→ **Exercise directions**:
Output all of the entries exactly as written.

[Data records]
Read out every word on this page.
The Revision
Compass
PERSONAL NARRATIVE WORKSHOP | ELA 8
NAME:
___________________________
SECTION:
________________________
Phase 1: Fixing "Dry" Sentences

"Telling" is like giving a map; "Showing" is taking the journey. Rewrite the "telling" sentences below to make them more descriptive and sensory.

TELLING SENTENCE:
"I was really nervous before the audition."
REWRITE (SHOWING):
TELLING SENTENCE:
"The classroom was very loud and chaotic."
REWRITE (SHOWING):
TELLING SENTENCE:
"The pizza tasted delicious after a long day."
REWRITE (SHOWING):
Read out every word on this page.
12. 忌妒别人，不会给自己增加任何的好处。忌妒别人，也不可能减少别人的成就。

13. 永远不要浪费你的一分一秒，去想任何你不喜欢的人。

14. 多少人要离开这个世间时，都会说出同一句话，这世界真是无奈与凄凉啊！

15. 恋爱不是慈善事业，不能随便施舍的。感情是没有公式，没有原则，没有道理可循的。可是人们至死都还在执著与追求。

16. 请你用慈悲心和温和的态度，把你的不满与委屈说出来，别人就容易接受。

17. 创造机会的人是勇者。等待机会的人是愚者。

→ **Task answer**:
Read out every word on this page.
The Revision
Compass
PERSONAL NARRATIVE WORKSHOP | ELA 8
NAME:
___________________________
SECTION:
________________________
Phase 1: Fixing "Dry" Sentences

"Telling" is like giving a map; "Showing" is taking the journey. Rewrite the "telling" sentences below to make them more descriptive and sensory.

TELLING SENTENCE:
"I was really nervous before the audition."
REWRITE (SHOWING):
TELLING SENTENCE:
"The classroom was very loud and chaotic."
REWRITE (SHOWING):
TELLING SENTENCE:
"The pizza tasted delicious after a long day."
REWRITE (SHOWING):
Read out every word on this page.
12. 忌妒别人，不会给自己增加任何的好处。忌妒别人，也不可能减少别人的成就。

13. 永远不要浪费你的一分一秒，去想任何你不喜欢的人。

14. 多少人要离开这个世间时，都会说出同一句话，这世界真是无奈与凄凉啊！

15. 恋爱不是慈善事业，不能随便施舍的。感情是没有公式，没有原则，没有道理可循的。可是人们至死都还在执著与追求。

16. 请你用慈悲心和温和的态度，把你的不满与委屈说出来，别人就容易接受。

17. 创造机会的人是勇者。等待机会的人是愚者。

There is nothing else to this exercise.